• Stated problem:
Lines that include the word "color" are the ones to copy.

• Rows:

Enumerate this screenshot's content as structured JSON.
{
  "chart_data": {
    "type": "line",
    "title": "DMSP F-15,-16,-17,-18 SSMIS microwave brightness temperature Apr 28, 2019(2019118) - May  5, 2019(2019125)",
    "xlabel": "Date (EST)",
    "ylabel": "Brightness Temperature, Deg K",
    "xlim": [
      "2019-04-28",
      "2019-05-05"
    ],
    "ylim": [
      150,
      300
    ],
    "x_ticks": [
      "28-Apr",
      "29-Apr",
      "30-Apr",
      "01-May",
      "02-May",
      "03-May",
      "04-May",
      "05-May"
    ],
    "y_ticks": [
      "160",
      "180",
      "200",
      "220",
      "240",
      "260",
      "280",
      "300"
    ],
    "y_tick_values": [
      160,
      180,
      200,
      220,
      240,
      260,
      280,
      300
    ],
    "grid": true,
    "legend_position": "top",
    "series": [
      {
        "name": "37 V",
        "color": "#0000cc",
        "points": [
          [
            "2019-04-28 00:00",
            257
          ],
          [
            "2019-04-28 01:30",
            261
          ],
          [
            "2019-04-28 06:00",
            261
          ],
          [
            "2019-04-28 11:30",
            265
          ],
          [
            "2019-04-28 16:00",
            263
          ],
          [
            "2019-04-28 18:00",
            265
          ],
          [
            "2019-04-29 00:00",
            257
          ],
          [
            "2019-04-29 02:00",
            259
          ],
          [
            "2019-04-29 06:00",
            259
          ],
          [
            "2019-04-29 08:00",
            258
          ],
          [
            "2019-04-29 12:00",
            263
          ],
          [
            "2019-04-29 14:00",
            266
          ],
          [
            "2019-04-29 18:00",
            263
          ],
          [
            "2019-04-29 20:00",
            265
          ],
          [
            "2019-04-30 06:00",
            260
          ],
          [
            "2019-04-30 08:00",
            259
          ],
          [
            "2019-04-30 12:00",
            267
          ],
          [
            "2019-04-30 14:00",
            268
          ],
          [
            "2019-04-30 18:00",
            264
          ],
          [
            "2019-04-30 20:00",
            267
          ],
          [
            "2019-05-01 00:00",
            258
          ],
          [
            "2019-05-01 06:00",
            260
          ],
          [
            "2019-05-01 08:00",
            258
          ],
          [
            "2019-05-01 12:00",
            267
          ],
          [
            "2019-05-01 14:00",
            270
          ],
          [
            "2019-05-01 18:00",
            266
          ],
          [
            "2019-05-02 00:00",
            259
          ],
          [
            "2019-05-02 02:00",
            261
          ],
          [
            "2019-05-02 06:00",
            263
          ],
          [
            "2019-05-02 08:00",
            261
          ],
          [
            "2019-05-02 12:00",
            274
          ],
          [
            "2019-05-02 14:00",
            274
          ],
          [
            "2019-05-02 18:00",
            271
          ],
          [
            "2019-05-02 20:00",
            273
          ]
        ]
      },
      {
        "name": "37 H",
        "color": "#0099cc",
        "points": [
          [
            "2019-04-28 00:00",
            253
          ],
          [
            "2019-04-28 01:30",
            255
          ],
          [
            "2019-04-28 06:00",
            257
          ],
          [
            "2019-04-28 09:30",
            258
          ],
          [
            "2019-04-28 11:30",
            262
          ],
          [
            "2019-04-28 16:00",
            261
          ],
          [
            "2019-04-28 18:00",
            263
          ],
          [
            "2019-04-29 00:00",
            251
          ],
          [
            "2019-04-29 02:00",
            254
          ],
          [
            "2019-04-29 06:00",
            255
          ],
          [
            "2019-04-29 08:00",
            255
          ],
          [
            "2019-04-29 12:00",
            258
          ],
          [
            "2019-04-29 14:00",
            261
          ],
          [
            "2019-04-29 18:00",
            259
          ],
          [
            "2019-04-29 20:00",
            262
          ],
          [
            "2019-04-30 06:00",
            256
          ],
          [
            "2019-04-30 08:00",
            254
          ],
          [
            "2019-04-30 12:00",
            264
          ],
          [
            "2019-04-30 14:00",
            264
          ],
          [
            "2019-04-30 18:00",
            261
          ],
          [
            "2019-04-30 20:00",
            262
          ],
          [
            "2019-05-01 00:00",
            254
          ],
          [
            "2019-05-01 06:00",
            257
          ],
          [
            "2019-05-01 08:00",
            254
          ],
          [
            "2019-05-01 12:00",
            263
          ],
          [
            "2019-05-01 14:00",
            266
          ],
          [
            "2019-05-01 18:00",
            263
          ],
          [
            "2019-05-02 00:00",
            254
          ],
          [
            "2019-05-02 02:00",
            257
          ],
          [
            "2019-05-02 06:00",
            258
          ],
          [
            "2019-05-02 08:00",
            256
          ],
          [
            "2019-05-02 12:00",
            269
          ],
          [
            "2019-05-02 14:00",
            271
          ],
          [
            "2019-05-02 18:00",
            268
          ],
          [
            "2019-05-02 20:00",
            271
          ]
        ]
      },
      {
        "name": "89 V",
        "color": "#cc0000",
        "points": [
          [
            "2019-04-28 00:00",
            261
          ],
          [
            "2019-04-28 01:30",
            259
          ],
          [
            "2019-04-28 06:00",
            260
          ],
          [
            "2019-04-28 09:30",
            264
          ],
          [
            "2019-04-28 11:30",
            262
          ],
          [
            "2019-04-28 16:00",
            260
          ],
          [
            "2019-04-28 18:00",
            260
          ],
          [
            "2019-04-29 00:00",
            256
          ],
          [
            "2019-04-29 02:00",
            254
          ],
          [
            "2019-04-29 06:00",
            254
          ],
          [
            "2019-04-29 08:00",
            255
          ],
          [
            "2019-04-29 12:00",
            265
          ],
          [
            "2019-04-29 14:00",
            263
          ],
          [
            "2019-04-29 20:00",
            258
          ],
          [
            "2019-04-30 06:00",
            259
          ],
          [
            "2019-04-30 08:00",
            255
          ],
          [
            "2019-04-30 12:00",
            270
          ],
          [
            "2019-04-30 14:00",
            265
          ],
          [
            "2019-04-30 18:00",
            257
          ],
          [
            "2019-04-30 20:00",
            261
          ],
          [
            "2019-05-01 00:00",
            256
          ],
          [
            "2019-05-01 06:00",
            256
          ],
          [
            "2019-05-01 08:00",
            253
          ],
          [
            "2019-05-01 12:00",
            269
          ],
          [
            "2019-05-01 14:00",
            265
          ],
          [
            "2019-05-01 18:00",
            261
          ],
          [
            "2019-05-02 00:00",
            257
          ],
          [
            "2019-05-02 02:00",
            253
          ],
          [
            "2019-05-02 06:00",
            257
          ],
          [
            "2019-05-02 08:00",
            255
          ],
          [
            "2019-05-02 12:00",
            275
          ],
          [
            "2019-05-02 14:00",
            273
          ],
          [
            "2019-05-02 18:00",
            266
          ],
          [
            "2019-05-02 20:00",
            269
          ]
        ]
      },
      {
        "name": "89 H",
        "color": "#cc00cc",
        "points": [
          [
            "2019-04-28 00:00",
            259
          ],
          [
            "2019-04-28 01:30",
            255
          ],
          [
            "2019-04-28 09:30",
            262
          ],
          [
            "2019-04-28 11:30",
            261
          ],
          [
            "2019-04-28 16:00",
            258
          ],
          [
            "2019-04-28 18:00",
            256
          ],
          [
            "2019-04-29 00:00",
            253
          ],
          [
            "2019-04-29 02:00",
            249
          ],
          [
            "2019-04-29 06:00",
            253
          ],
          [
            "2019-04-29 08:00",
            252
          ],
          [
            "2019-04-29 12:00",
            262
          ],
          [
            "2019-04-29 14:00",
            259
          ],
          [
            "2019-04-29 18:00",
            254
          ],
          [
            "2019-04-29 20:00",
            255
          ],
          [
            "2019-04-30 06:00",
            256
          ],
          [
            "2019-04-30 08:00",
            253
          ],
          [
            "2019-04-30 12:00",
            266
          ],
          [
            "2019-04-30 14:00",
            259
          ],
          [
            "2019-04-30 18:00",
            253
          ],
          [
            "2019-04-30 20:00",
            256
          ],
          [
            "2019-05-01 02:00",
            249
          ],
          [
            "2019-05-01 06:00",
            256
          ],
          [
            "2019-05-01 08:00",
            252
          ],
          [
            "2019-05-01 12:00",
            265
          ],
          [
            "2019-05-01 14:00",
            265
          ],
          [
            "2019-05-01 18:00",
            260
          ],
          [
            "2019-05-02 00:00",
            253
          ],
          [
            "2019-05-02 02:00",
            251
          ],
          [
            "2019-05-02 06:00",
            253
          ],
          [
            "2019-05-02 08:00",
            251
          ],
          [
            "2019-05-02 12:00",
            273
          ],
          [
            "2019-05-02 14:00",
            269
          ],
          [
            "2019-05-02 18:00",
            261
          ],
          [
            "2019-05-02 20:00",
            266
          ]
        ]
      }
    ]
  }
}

• Answer to the problem:
        "color": "#0000cc",
        "color": "#0099cc",
        "color": "#cc0000",
        "color": "#cc00cc",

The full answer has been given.